*WORK REQUIRED:* Transcribe the records that follow exactly. Skip the pictures.

Dataset items

○ ○ ○ ○ ○ ○ ○

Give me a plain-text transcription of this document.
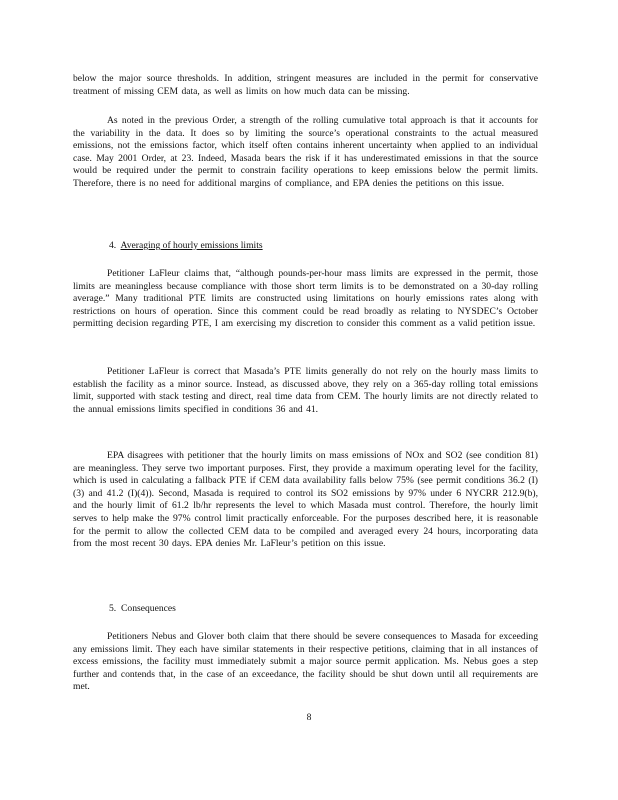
below the major source thresholds. In addition, stringent measures are included in the permit for conservative treatment of missing CEM data, as well as limits on how much data can be missing.

As noted in the previous Order, a strength of the rolling cumulative total approach is that it accounts for the variability in the data. It does so by limiting the source’s operational constraints to the actual measured emissions, not the emissions factor, which itself often contains inherent uncertainty when applied to an individual case. May 2001 Order, at 23. Indeed, Masada bears the risk if it has underestimated emissions in that the source would be required under the permit to constrain facility operations to keep emissions below the permit limits. Therefore, there is no need for additional margins of compliance, and EPA denies the petitions on this issue.

4. Averaging of hourly emissions limits

Petitioner LaFleur claims that, “although pounds-per-hour mass limits are expressed in the permit, those limits are meaningless because compliance with those short term limits is to be demonstrated on a 30-day rolling average.” Many traditional PTE limits are constructed using limitations on hourly emissions rates along with restrictions on hours of operation. Since this comment could be read broadly as relating to NYSDEC’s October permitting decision regarding PTE, I am exercising my discretion to consider this comment as a valid petition issue.

Petitioner LaFleur is correct that Masada’s PTE limits generally do not rely on the hourly mass limits to establish the facility as a minor source. Instead, as discussed above, they rely on a 365-day rolling total emissions limit, supported with stack testing and direct, real time data from CEM. The hourly limits are not directly related to the annual emissions limits specified in conditions 36 and 41.

EPA disagrees with petitioner that the hourly limits on mass emissions of NOx and SO2 (see condition 81) are meaningless. They serve two important purposes. First, they provide a maximum operating level for the facility, which is used in calculating a fallback PTE if CEM data availability falls below 75% (see permit conditions 36.2 (I)(3) and 41.2 (I)(4)). Second, Masada is required to control its SO2 emissions by 97% under 6 NYCRR 212.9(b), and the hourly limit of 61.2 lb/hr represents the level to which Masada must control. Therefore, the hourly limit serves to help make the 97% control limit practically enforceable. For the purposes described here, it is reasonable for the permit to allow the collected CEM data to be compiled and averaged every 24 hours, incorporating data from the most recent 30 days. EPA denies Mr. LaFleur’s petition on this issue.

5. Consequences

Petitioners Nebus and Glover both claim that there should be severe consequences to Masada for exceeding any emissions limit. They each have similar statements in their respective petitions, claiming that in all instances of excess emissions, the facility must immediately submit a major source permit application. Ms. Nebus goes a step further and contends that, in the case of an exceedance, the facility should be shut down until all requirements are met.

8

○ ○ ○ ○ ○ ○ ○

*SOLVED PROBLEM:*
Give me a plain-text transcription of this document.
below the major source thresholds. In addition, stringent measures are included in the permit for conservative treatment of missing CEM data, as well as limits on how much data can be missing.

As noted in the previous Order, a strength of the rolling cumulative total approach is that it accounts for the variability in the data. It does so by limiting the source’s operational constraints to the actual measured emissions, not the emissions factor, which itself often contains inherent uncertainty when applied to an individual case. May 2001 Order, at 23. Indeed, Masada bears the risk if it has underestimated emissions in that the source would be required under the permit to constrain facility operations to keep emissions below the permit limits. Therefore, there is no need for additional margins of compliance, and EPA denies the petitions on this issue.

4. Averaging of hourly emissions limits

Petitioner LaFleur claims that, “although pounds-per-hour mass limits are expressed in the permit, those limits are meaningless because compliance with those short term limits is to be demonstrated on a 30-day rolling average.” Many traditional PTE limits are constructed using limitations on hourly emissions rates along with restrictions on hours of operation. Since this comment could be read broadly as relating to NYSDEC’s October permitting decision regarding PTE, I am exercising my discretion to consider this comment as a valid petition issue.

Petitioner LaFleur is correct that Masada’s PTE limits generally do not rely on the hourly mass limits to establish the facility as a minor source. Instead, as discussed above, they rely on a 365-day rolling total emissions limit, supported with stack testing and direct, real time data from CEM. The hourly limits are not directly related to the annual emissions limits specified in conditions 36 and 41.

EPA disagrees with petitioner that the hourly limits on mass emissions of NOx and SO2 (see condition 81) are meaningless. They serve two important purposes. First, they provide a maximum operating level for the facility, which is used in calculating a fallback PTE if CEM data availability falls below 75% (see permit conditions 36.2 (I)(3) and 41.2 (I)(4)). Second, Masada is required to control its SO2 emissions by 97% under 6 NYCRR 212.9(b), and the hourly limit of 61.2 lb/hr represents the level to which Masada must control. Therefore, the hourly limit serves to help make the 97% control limit practically enforceable. For the purposes described here, it is reasonable for the permit to allow the collected CEM data to be compiled and averaged every 24 hours, incorporating data from the most recent 30 days. EPA denies Mr. LaFleur’s petition on this issue.

5. Consequences

Petitioners Nebus and Glover both claim that there should be severe consequences to Masada for exceeding any emissions limit. They each have similar statements in their respective petitions, claiming that in all instances of excess emissions, the facility must immediately submit a major source permit application. Ms. Nebus goes a step further and contends that, in the case of an exceedance, the facility should be shut down until all requirements are met.

8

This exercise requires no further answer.